_Instructions for the task_
Quote the records that follow in full and exactly; leave out the pictures.

★ ★ ★ ★ ★

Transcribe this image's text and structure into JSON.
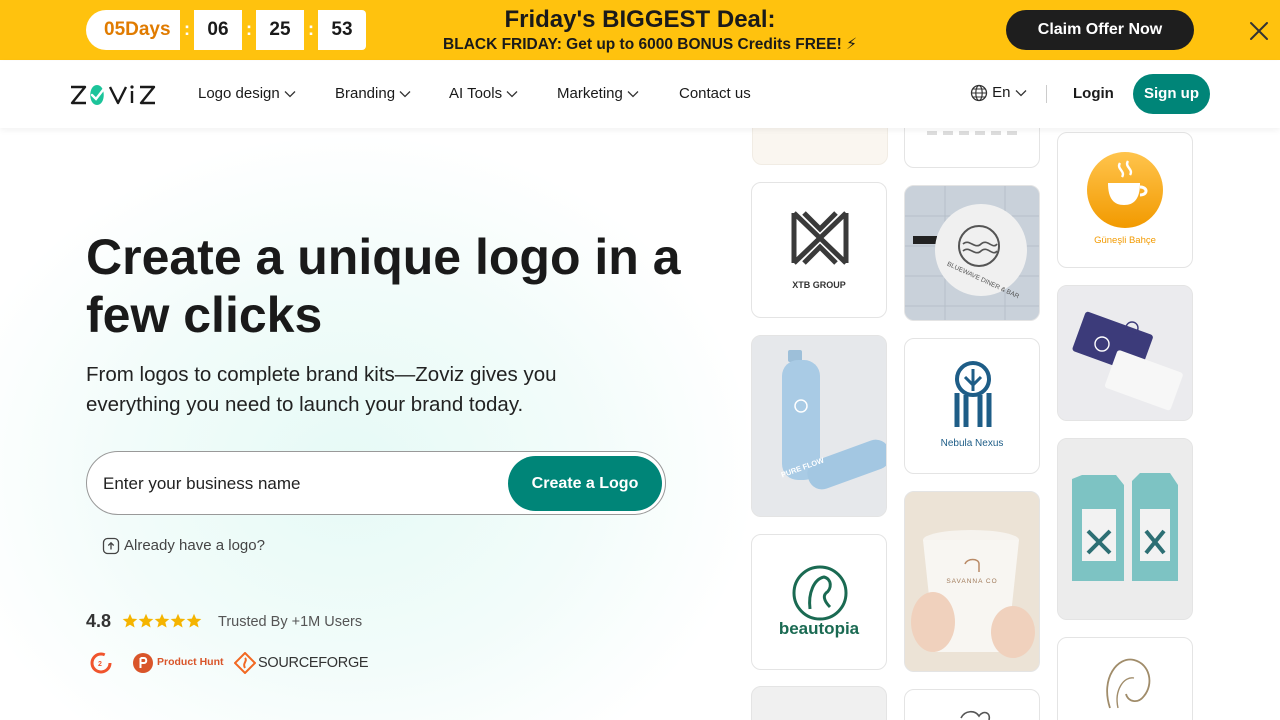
{
  "promo": {
    "countdown": {
      "days": "05Days",
      "hours": "06",
      "minutes": "25",
      "seconds": "53",
      "separator": ":"
    },
    "title": "Friday's BIGGEST Deal:",
    "subtitle": "BLACK FRIDAY: Get up to 6000 BONUS Credits FREE! ⚡",
    "cta": "Claim Offer Now",
    "close_icon": "close-icon",
    "bg_color": "#ffc20e"
  },
  "nav": {
    "brand": "ZOVIZ",
    "items": [
      {
        "label": "Logo design",
        "dropdown": true
      },
      {
        "label": "Branding",
        "dropdown": true
      },
      {
        "label": "AI Tools",
        "dropdown": true
      },
      {
        "label": "Marketing",
        "dropdown": true
      },
      {
        "label": "Contact us",
        "dropdown": false
      }
    ],
    "language": "En",
    "login": "Login",
    "signup": "Sign up"
  },
  "hero": {
    "title": "Create a unique logo in a few clicks",
    "subtitle": "From logos to complete brand kits—Zoviz gives you everything you need to launch your brand today.",
    "input_placeholder": "Enter your business name",
    "cta": "Create a Logo",
    "have_logo": "Already have a logo?",
    "rating": "4.8",
    "stars": 5,
    "trusted": "Trusted By +1M Users",
    "badges": [
      "g2-icon",
      "product-hunt-icon",
      "sourceforge-icon"
    ],
    "badge_labels": {
      "product_hunt": "Product Hunt",
      "sourceforge": "SOURCEFORGE"
    }
  },
  "gallery": {
    "xtb": "XTB GROUP",
    "bluewave": "BLUEWAVE DINER & BAR",
    "gunesli": "Güneşli Bahçe",
    "nebula": "Nebula Nexus",
    "beautopia": "beautopia",
    "pureflow": "PURE FLOW",
    "savanna": "SAVANNA CO"
  },
  "colors": {
    "primary": "#008578",
    "accent": "#ffc20e",
    "dark": "#1e1e1e"
  }
}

★ ★ ★ ★ ★

_Answer to the problem_
Transcribe this image's text and structure into JSON.
{
  "promo": {
    "countdown": {
      "days": "05Days",
      "hours": "06",
      "minutes": "25",
      "seconds": "53",
      "separator": ":"
    },
    "title": "Friday's BIGGEST Deal:",
    "subtitle": "BLACK FRIDAY: Get up to 6000 BONUS Credits FREE! ⚡",
    "cta": "Claim Offer Now",
    "close_icon": "close-icon",
    "bg_color": "#ffc20e"
  },
  "nav": {
    "brand": "ZOVIZ",
    "items": [
      {
        "label": "Logo design",
        "dropdown": true
      },
      {
        "label": "Branding",
        "dropdown": true
      },
      {
        "label": "AI Tools",
        "dropdown": true
      },
      {
        "label": "Marketing",
        "dropdown": true
      },
      {
        "label": "Contact us",
        "dropdown": false
      }
    ],
    "language": "En",
    "login": "Login",
    "signup": "Sign up"
  },
  "hero": {
    "title": "Create a unique logo in a few clicks",
    "subtitle": "From logos to complete brand kits—Zoviz gives you everything you need to launch your brand today.",
    "input_placeholder": "Enter your business name",
    "cta": "Create a Logo",
    "have_logo": "Already have a logo?",
    "rating": "4.8",
    "stars": 5,
    "trusted": "Trusted By +1M Users",
    "badges": [
      "g2-icon",
      "product-hunt-icon",
      "sourceforge-icon"
    ],
    "badge_labels": {
      "product_hunt": "Product Hunt",
      "sourceforge": "SOURCEFORGE"
    }
  },
  "gallery": {
    "xtb": "XTB GROUP",
    "bluewave": "BLUEWAVE DINER & BAR",
    "gunesli": "Güneşli Bahçe",
    "nebula": "Nebula Nexus",
    "beautopia": "beautopia",
    "pureflow": "PURE FLOW",
    "savanna": "SAVANNA CO"
  },
  "colors": {
    "primary": "#008578",
    "accent": "#ffc20e",
    "dark": "#1e1e1e"
  }
}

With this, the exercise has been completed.